> _Data_:
########

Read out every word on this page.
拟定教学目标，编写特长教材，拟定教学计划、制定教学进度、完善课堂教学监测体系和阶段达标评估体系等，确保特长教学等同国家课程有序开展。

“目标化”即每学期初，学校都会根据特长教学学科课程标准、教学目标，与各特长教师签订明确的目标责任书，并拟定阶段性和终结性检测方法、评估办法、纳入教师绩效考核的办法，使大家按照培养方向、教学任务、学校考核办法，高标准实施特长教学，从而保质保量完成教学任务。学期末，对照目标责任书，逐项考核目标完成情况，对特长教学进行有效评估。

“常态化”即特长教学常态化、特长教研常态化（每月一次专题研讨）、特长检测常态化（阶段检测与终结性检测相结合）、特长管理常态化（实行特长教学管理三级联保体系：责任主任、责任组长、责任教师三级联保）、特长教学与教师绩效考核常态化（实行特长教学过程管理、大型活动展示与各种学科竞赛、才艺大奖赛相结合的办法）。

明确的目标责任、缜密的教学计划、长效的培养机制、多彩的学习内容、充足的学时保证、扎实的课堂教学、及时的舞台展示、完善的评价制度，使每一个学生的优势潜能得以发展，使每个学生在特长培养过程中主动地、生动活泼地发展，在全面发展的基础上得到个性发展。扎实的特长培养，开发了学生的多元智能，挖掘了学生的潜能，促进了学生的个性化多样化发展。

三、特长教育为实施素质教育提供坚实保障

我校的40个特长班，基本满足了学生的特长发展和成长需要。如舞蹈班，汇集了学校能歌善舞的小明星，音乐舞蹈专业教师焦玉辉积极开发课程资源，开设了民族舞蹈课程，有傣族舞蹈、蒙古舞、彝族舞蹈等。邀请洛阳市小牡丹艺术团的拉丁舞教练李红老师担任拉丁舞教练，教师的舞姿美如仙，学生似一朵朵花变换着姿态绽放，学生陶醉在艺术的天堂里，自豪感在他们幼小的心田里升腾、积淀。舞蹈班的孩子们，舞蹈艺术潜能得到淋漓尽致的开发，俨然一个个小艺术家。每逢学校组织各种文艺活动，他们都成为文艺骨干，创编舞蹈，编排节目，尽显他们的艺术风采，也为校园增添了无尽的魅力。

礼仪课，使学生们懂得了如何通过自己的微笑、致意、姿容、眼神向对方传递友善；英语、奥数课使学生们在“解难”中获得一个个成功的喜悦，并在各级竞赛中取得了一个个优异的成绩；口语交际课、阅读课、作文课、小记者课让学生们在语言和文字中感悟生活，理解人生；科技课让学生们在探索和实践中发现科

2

########

> _What is expected_:
Repeat the listing above without any change.

> _Output of the task_:
Read out every word on this page.
拟定教学目标，编写特长教材，拟定教学计划、制定教学进度、完善课堂教学监测体系和阶段达标评估体系等，确保特长教学等同国家课程有序开展。

“目标化”即每学期初，学校都会根据特长教学学科课程标准、教学目标，与各特长教师签订明确的目标责任书，并拟定阶段性和终结性检测方法、评估办法、纳入教师绩效考核的办法，使大家按照培养方向、教学任务、学校考核办法，高标准实施特长教学，从而保质保量完成教学任务。学期末，对照目标责任书，逐项考核目标完成情况，对特长教学进行有效评估。

“常态化”即特长教学常态化、特长教研常态化（每月一次专题研讨）、特长检测常态化（阶段检测与终结性检测相结合）、特长管理常态化（实行特长教学管理三级联保体系：责任主任、责任组长、责任教师三级联保）、特长教学与教师绩效考核常态化（实行特长教学过程管理、大型活动展示与各种学科竞赛、才艺大奖赛相结合的办法）。

明确的目标责任、缜密的教学计划、长效的培养机制、多彩的学习内容、充足的学时保证、扎实的课堂教学、及时的舞台展示、完善的评价制度，使每一个学生的优势潜能得以发展，使每个学生在特长培养过程中主动地、生动活泼地发展，在全面发展的基础上得到个性发展。扎实的特长培养，开发了学生的多元智能，挖掘了学生的潜能，促进了学生的个性化多样化发展。

三、特长教育为实施素质教育提供坚实保障

我校的40个特长班，基本满足了学生的特长发展和成长需要。如舞蹈班，汇集了学校能歌善舞的小明星，音乐舞蹈专业教师焦玉辉积极开发课程资源，开设了民族舞蹈课程，有傣族舞蹈、蒙古舞、彝族舞蹈等。邀请洛阳市小牡丹艺术团的拉丁舞教练李红老师担任拉丁舞教练，教师的舞姿美如仙，学生似一朵朵花变换着姿态绽放，学生陶醉在艺术的天堂里，自豪感在他们幼小的心田里升腾、积淀。舞蹈班的孩子们，舞蹈艺术潜能得到淋漓尽致的开发，俨然一个个小艺术家。每逢学校组织各种文艺活动，他们都成为文艺骨干，创编舞蹈，编排节目，尽显他们的艺术风采，也为校园增添了无尽的魅力。

礼仪课，使学生们懂得了如何通过自己的微笑、致意、姿容、眼神向对方传递友善；英语、奥数课使学生们在“解难”中获得一个个成功的喜悦，并在各级竞赛中取得了一个个优异的成绩；口语交际课、阅读课、作文课、小记者课让学生们在语言和文字中感悟生活，理解人生；科技课让学生们在探索和实践中发现科

2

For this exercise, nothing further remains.